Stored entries

::::

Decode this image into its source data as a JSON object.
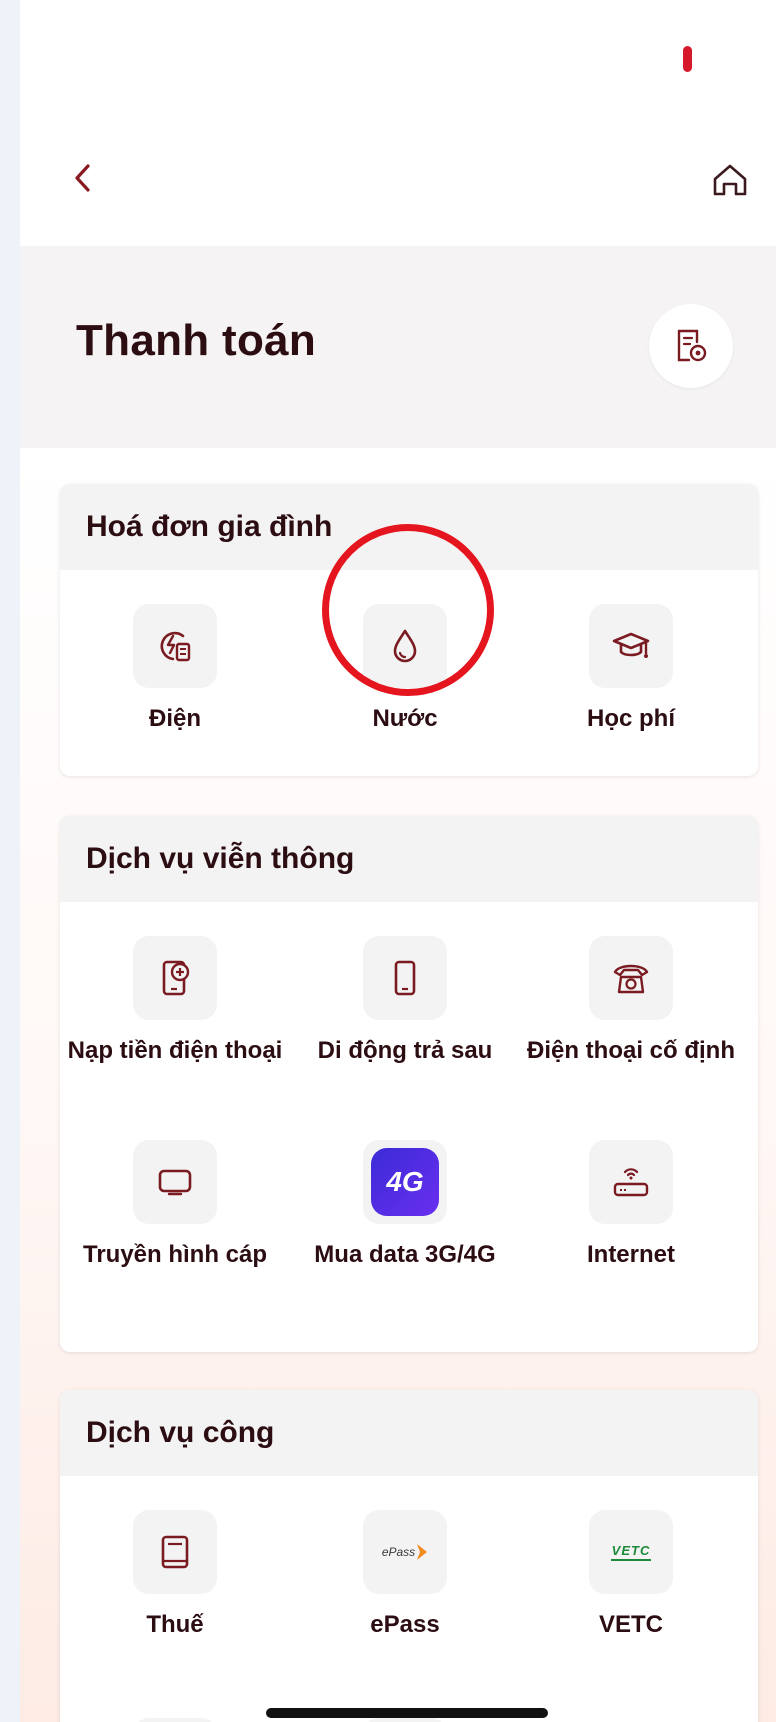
{
  "header": {
    "title": "Thanh toán"
  },
  "sections": [
    {
      "title": "Hoá đơn gia đình",
      "items": [
        {
          "label": "Điện",
          "icon": "electricity-bill-icon"
        },
        {
          "label": "Nước",
          "icon": "water-drop-icon"
        },
        {
          "label": "Học phí",
          "icon": "graduation-cap-icon"
        }
      ]
    },
    {
      "title": "Dịch vụ viễn thông",
      "items": [
        {
          "label": "Nạp tiền điện thoại",
          "icon": "phone-topup-icon"
        },
        {
          "label": "Di động trả sau",
          "icon": "mobile-phone-icon"
        },
        {
          "label": "Điện thoại cố định",
          "icon": "landline-phone-icon"
        },
        {
          "label": "Truyền hình cáp",
          "icon": "tv-icon"
        },
        {
          "label": "Mua data 3G/4G",
          "icon": "4g-icon",
          "badge": "4G"
        },
        {
          "label": "Internet",
          "icon": "router-icon"
        }
      ]
    },
    {
      "title": "Dịch vụ công",
      "items": [
        {
          "label": "Thuế",
          "icon": "tax-book-icon"
        },
        {
          "label": "ePass",
          "icon": "epass-logo-icon",
          "logo_text": "ePass"
        },
        {
          "label": "VETC",
          "icon": "vetc-logo-icon",
          "logo_text": "VETC"
        }
      ]
    }
  ],
  "colors": {
    "accent": "#7a1b22",
    "highlight": "#e5151f",
    "text": "#2b0d12"
  }
}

::::

STATED EXERCISE
Transcribe the listing above verbatim. Omit the pictures.

RESPONSE
Decode this image into its source data as a JSON object.
{
  "header": {
    "title": "Thanh toán"
  },
  "sections": [
    {
      "title": "Hoá đơn gia đình",
      "items": [
        {
          "label": "Điện",
          "icon": "electricity-bill-icon"
        },
        {
          "label": "Nước",
          "icon": "water-drop-icon"
        },
        {
          "label": "Học phí",
          "icon": "graduation-cap-icon"
        }
      ]
    },
    {
      "title": "Dịch vụ viễn thông",
      "items": [
        {
          "label": "Nạp tiền điện thoại",
          "icon": "phone-topup-icon"
        },
        {
          "label": "Di động trả sau",
          "icon": "mobile-phone-icon"
        },
        {
          "label": "Điện thoại cố định",
          "icon": "landline-phone-icon"
        },
        {
          "label": "Truyền hình cáp",
          "icon": "tv-icon"
        },
        {
          "label": "Mua data 3G/4G",
          "icon": "4g-icon",
          "badge": "4G"
        },
        {
          "label": "Internet",
          "icon": "router-icon"
        }
      ]
    },
    {
      "title": "Dịch vụ công",
      "items": [
        {
          "label": "Thuế",
          "icon": "tax-book-icon"
        },
        {
          "label": "ePass",
          "icon": "epass-logo-icon",
          "logo_text": "ePass"
        },
        {
          "label": "VETC",
          "icon": "vetc-logo-icon",
          "logo_text": "VETC"
        }
      ]
    }
  ],
  "colors": {
    "accent": "#7a1b22",
    "highlight": "#e5151f",
    "text": "#2b0d12"
  }
}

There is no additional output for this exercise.